What the task asks: Starting at the line that holds "Decode this image", restate every line word for word up to and including the last one in the listing below, and omit all pictures.

Provided data:
▬▬▬
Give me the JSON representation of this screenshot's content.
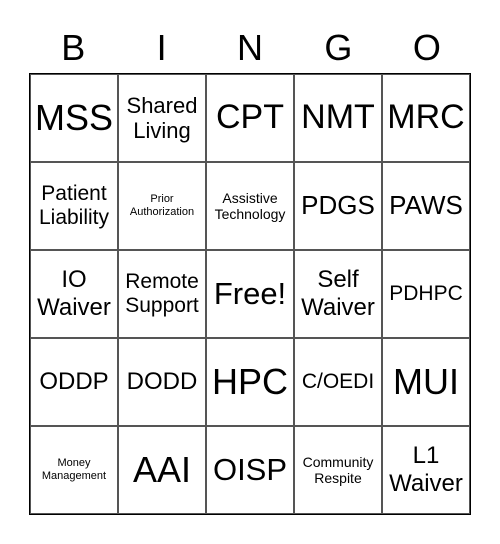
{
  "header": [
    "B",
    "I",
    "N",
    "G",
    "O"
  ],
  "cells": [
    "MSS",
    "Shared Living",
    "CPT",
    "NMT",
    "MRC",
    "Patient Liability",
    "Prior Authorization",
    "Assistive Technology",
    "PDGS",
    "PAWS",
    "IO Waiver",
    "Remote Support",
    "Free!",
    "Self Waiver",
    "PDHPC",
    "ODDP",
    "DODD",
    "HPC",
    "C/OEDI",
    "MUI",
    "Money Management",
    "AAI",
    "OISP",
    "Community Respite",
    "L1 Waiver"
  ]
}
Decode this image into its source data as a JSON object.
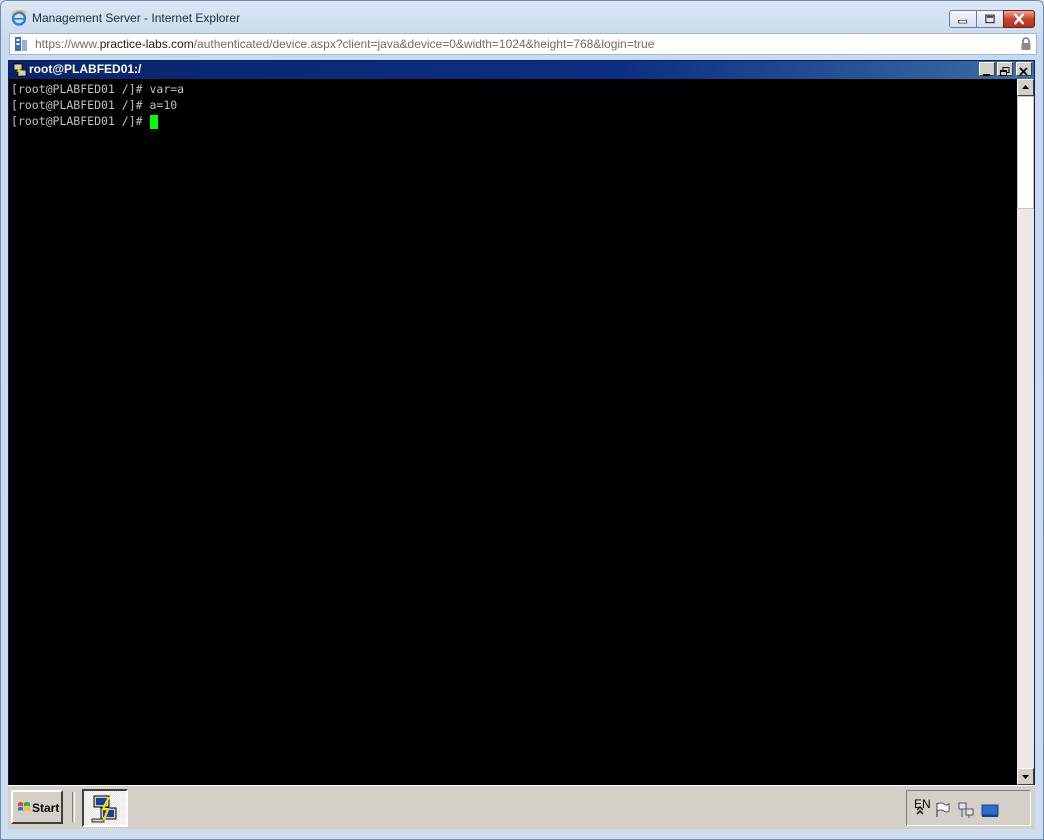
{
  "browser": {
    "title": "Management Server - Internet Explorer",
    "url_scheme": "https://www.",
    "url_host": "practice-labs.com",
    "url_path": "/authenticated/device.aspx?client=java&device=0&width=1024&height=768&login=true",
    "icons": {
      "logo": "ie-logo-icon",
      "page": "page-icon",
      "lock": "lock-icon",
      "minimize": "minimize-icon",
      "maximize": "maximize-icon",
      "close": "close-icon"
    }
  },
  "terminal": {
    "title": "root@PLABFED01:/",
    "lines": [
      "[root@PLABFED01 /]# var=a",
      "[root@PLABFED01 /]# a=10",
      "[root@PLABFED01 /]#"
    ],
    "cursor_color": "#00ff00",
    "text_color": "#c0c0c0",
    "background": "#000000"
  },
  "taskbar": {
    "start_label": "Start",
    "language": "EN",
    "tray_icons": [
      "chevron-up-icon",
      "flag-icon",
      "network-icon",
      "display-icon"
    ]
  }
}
▬▬▬
Reply to the task:
Decode this image into its source data as a JSON object.
{
  "browser": {
    "title": "Management Server - Internet Explorer",
    "url_scheme": "https://www.",
    "url_host": "practice-labs.com",
    "url_path": "/authenticated/device.aspx?client=java&device=0&width=1024&height=768&login=true",
    "icons": {
      "logo": "ie-logo-icon",
      "page": "page-icon",
      "lock": "lock-icon",
      "minimize": "minimize-icon",
      "maximize": "maximize-icon",
      "close": "close-icon"
    }
  },
  "terminal": {
    "title": "root@PLABFED01:/",
    "lines": [
      "[root@PLABFED01 /]# var=a",
      "[root@PLABFED01 /]# a=10",
      "[root@PLABFED01 /]#"
    ],
    "cursor_color": "#00ff00",
    "text_color": "#c0c0c0",
    "background": "#000000"
  },
  "taskbar": {
    "start_label": "Start",
    "language": "EN",
    "tray_icons": [
      "chevron-up-icon",
      "flag-icon",
      "network-icon",
      "display-icon"
    ]
  }
}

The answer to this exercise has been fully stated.